== Material for this task ==

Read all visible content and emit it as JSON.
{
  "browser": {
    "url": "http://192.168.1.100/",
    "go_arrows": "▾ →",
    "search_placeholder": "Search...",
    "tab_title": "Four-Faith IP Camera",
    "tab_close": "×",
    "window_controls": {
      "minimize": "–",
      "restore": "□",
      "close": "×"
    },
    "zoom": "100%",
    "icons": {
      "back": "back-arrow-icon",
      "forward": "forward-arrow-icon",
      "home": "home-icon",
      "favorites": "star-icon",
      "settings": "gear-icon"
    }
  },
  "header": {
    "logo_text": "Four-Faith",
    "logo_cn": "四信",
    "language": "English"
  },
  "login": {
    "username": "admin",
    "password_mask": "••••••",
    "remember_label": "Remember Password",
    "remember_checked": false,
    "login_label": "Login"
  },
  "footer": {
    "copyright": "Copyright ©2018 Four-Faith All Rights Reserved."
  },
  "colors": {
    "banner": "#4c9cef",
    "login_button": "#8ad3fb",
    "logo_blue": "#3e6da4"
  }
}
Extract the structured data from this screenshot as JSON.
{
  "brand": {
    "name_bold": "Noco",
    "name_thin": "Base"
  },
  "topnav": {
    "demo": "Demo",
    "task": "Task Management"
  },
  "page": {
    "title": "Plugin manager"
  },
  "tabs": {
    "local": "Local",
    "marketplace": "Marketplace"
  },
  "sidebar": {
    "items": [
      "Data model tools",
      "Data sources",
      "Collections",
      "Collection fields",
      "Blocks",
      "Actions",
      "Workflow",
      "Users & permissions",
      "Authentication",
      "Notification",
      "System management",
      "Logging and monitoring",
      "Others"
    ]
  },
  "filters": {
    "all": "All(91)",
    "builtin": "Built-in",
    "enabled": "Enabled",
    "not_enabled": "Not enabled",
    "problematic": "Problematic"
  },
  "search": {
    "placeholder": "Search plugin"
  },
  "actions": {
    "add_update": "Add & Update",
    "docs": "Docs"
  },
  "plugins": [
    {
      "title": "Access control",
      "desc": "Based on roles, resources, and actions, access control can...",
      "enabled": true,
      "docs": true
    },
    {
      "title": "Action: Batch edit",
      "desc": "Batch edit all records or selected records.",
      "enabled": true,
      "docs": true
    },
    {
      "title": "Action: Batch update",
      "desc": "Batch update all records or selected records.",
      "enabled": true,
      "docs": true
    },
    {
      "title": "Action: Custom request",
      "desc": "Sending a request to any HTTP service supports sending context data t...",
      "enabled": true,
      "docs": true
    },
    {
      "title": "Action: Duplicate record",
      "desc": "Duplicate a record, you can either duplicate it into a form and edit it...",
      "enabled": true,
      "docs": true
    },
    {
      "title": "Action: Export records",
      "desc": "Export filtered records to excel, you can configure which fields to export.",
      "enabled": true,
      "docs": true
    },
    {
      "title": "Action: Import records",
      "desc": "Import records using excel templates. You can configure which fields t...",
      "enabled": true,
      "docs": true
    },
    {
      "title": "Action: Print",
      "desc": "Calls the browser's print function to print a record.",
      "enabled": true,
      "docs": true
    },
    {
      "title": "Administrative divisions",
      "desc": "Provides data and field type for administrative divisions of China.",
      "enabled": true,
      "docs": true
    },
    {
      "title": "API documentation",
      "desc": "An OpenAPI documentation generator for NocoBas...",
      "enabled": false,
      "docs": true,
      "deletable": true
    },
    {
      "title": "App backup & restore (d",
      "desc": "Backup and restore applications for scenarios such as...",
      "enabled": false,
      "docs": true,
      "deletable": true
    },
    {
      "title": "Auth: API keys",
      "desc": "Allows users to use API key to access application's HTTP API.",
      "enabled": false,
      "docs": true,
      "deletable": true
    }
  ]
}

===
== Material for this task ==

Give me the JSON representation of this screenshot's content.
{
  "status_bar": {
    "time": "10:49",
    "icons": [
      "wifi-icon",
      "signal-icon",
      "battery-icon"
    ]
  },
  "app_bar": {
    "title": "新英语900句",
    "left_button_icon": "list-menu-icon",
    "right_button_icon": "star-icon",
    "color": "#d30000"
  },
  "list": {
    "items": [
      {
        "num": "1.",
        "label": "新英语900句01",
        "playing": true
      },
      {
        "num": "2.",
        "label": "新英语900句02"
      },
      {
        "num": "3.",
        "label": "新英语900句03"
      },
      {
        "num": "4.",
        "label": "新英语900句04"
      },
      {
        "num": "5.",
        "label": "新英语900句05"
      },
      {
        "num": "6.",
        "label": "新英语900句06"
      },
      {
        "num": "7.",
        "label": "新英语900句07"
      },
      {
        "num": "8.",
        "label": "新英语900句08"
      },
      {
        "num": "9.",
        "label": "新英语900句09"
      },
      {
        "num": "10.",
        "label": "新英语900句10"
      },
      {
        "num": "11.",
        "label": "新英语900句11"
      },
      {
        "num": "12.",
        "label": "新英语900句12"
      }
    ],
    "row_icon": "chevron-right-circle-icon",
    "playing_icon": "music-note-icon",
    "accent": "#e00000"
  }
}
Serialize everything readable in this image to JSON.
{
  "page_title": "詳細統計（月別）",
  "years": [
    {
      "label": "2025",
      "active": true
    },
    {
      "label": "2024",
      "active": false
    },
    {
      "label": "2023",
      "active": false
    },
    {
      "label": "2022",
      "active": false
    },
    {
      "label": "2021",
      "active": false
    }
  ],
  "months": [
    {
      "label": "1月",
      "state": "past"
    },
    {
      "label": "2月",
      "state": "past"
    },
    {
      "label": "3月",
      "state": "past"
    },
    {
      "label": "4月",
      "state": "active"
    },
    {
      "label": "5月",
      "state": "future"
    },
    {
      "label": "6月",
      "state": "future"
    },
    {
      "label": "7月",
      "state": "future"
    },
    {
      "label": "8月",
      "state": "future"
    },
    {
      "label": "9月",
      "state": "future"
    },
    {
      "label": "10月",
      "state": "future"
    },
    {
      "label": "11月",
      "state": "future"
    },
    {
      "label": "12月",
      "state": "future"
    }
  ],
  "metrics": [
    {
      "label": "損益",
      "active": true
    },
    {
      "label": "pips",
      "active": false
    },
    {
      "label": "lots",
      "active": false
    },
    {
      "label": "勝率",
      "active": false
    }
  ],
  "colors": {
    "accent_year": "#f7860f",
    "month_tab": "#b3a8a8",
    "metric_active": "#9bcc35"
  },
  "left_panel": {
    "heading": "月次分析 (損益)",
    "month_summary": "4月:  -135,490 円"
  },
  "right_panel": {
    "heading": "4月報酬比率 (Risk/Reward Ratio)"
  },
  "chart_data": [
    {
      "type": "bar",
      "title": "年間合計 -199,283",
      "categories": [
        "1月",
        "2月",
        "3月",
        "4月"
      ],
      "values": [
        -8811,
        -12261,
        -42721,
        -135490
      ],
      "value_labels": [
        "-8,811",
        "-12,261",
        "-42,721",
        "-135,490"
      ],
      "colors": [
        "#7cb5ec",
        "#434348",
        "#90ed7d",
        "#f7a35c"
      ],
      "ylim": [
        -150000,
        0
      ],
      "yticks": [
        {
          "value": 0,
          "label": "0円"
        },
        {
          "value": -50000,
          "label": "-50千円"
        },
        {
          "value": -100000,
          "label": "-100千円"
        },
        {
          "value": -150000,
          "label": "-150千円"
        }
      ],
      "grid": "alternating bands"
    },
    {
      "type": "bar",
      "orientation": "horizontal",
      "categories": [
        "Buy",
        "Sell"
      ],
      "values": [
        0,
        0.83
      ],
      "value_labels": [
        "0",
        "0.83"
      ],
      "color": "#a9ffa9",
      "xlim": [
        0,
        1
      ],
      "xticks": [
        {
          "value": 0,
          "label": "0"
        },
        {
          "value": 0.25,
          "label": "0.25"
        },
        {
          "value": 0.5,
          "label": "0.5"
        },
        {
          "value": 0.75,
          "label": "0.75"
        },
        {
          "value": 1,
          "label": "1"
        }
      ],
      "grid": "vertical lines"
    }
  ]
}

===

From the data above, gather every line that includes the word "fields".

      "Collection fields",
      "desc": "Export filtered records to excel, you can configure which fields to export.",
      "desc": "Import records using excel templates. You can configure which fields t...",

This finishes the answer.